**Data records**
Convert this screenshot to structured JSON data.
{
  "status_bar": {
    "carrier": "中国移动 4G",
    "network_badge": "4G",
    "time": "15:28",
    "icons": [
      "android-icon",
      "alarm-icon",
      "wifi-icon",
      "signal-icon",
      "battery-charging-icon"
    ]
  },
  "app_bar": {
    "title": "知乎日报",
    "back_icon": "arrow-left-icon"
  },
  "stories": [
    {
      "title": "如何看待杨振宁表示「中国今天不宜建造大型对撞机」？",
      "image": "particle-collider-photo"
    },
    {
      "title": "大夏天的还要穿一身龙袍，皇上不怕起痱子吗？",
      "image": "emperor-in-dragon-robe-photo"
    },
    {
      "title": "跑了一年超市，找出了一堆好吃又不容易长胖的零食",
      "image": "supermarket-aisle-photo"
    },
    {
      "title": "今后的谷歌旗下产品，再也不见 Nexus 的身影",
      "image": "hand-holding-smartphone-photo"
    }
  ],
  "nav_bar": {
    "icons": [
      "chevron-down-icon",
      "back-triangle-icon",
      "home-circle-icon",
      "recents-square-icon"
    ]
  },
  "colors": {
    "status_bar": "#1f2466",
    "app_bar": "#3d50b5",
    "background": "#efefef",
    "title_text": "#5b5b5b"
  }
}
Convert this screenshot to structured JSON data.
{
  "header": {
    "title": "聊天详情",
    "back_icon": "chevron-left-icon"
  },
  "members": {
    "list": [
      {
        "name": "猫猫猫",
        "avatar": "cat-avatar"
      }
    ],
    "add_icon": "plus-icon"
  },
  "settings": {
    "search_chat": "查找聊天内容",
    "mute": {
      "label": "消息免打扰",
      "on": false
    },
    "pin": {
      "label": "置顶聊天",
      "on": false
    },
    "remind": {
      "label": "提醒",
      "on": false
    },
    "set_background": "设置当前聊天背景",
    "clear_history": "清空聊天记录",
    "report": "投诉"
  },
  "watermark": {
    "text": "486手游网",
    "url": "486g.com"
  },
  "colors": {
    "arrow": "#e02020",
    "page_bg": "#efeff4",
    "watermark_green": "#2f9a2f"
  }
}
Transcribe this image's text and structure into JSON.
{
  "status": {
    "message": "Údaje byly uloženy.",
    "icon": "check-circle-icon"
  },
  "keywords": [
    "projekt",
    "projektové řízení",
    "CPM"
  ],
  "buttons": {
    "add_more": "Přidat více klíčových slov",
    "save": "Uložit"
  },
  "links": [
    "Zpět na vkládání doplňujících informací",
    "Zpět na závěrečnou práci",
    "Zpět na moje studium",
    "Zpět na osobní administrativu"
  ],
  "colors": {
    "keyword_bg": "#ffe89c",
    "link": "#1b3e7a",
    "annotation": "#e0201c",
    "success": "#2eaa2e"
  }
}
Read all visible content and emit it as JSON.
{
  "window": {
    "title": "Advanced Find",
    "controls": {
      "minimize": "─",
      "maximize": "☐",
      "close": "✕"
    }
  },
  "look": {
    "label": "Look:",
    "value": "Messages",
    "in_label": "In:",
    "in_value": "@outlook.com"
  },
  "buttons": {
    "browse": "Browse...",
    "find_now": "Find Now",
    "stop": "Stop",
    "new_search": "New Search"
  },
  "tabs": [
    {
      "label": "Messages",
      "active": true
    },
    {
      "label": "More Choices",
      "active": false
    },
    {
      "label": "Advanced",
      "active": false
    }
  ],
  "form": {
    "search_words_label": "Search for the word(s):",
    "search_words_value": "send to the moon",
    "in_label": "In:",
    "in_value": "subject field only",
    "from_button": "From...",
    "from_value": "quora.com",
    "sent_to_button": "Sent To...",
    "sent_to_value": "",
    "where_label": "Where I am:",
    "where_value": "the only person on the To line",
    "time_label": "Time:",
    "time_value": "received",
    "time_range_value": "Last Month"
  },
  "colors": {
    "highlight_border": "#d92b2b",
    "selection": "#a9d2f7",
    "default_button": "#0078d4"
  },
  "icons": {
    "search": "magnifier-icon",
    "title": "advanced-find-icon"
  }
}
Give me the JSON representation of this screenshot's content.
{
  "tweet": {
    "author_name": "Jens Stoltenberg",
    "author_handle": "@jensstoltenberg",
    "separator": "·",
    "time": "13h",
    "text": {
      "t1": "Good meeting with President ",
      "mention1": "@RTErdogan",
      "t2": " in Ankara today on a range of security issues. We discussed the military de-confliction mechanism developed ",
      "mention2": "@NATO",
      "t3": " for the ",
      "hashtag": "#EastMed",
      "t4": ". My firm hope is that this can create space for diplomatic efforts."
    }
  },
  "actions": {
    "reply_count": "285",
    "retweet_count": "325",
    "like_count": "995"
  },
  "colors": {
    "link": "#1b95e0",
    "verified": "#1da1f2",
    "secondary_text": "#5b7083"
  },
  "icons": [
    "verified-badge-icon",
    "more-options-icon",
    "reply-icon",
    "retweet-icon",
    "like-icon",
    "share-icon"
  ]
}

**To be done**
Go through the entries and repeat each one exactly.

**Result of this exercise**
Convert this screenshot to structured JSON data.
{
  "status_bar": {
    "carrier": "中国移动 4G",
    "network_badge": "4G",
    "time": "15:28",
    "icons": [
      "android-icon",
      "alarm-icon",
      "wifi-icon",
      "signal-icon",
      "battery-charging-icon"
    ]
  },
  "app_bar": {
    "title": "知乎日报",
    "back_icon": "arrow-left-icon"
  },
  "stories": [
    {
      "title": "如何看待杨振宁表示「中国今天不宜建造大型对撞机」？",
      "image": "particle-collider-photo"
    },
    {
      "title": "大夏天的还要穿一身龙袍，皇上不怕起痱子吗？",
      "image": "emperor-in-dragon-robe-photo"
    },
    {
      "title": "跑了一年超市，找出了一堆好吃又不容易长胖的零食",
      "image": "supermarket-aisle-photo"
    },
    {
      "title": "今后的谷歌旗下产品，再也不见 Nexus 的身影",
      "image": "hand-holding-smartphone-photo"
    }
  ],
  "nav_bar": {
    "icons": [
      "chevron-down-icon",
      "back-triangle-icon",
      "home-circle-icon",
      "recents-square-icon"
    ]
  },
  "colors": {
    "status_bar": "#1f2466",
    "app_bar": "#3d50b5",
    "background": "#efefef",
    "title_text": "#5b5b5b"
  }
}
Convert this screenshot to structured JSON data.
{
  "header": {
    "title": "聊天详情",
    "back_icon": "chevron-left-icon"
  },
  "members": {
    "list": [
      {
        "name": "猫猫猫",
        "avatar": "cat-avatar"
      }
    ],
    "add_icon": "plus-icon"
  },
  "settings": {
    "search_chat": "查找聊天内容",
    "mute": {
      "label": "消息免打扰",
      "on": false
    },
    "pin": {
      "label": "置顶聊天",
      "on": false
    },
    "remind": {
      "label": "提醒",
      "on": false
    },
    "set_background": "设置当前聊天背景",
    "clear_history": "清空聊天记录",
    "report": "投诉"
  },
  "watermark": {
    "text": "486手游网",
    "url": "486g.com"
  },
  "colors": {
    "arrow": "#e02020",
    "page_bg": "#efeff4",
    "watermark_green": "#2f9a2f"
  }
}
Transcribe this image's text and structure into JSON.
{
  "status": {
    "message": "Údaje byly uloženy.",
    "icon": "check-circle-icon"
  },
  "keywords": [
    "projekt",
    "projektové řízení",
    "CPM"
  ],
  "buttons": {
    "add_more": "Přidat více klíčových slov",
    "save": "Uložit"
  },
  "links": [
    "Zpět na vkládání doplňujících informací",
    "Zpět na závěrečnou práci",
    "Zpět na moje studium",
    "Zpět na osobní administrativu"
  ],
  "colors": {
    "keyword_bg": "#ffe89c",
    "link": "#1b3e7a",
    "annotation": "#e0201c",
    "success": "#2eaa2e"
  }
}
Read all visible content and emit it as JSON.
{
  "window": {
    "title": "Advanced Find",
    "controls": {
      "minimize": "─",
      "maximize": "☐",
      "close": "✕"
    }
  },
  "look": {
    "label": "Look:",
    "value": "Messages",
    "in_label": "In:",
    "in_value": "@outlook.com"
  },
  "buttons": {
    "browse": "Browse...",
    "find_now": "Find Now",
    "stop": "Stop",
    "new_search": "New Search"
  },
  "tabs": [
    {
      "label": "Messages",
      "active": true
    },
    {
      "label": "More Choices",
      "active": false
    },
    {
      "label": "Advanced",
      "active": false
    }
  ],
  "form": {
    "search_words_label": "Search for the word(s):",
    "search_words_value": "send to the moon",
    "in_label": "In:",
    "in_value": "subject field only",
    "from_button": "From...",
    "from_value": "quora.com",
    "sent_to_button": "Sent To...",
    "sent_to_value": "",
    "where_label": "Where I am:",
    "where_value": "the only person on the To line",
    "time_label": "Time:",
    "time_value": "received",
    "time_range_value": "Last Month"
  },
  "colors": {
    "highlight_border": "#d92b2b",
    "selection": "#a9d2f7",
    "default_button": "#0078d4"
  },
  "icons": {
    "search": "magnifier-icon",
    "title": "advanced-find-icon"
  }
}
Give me the JSON representation of this screenshot's content.
{
  "tweet": {
    "author_name": "Jens Stoltenberg",
    "author_handle": "@jensstoltenberg",
    "separator": "·",
    "time": "13h",
    "text": {
      "t1": "Good meeting with President ",
      "mention1": "@RTErdogan",
      "t2": " in Ankara today on a range of security issues. We discussed the military de-confliction mechanism developed ",
      "mention2": "@NATO",
      "t3": " for the ",
      "hashtag": "#EastMed",
      "t4": ". My firm hope is that this can create space for diplomatic efforts."
    }
  },
  "actions": {
    "reply_count": "285",
    "retweet_count": "325",
    "like_count": "995"
  },
  "colors": {
    "link": "#1b95e0",
    "verified": "#1da1f2",
    "secondary_text": "#5b7083"
  },
  "icons": [
    "verified-badge-icon",
    "more-options-icon",
    "reply-icon",
    "retweet-icon",
    "like-icon",
    "share-icon"
  ]
}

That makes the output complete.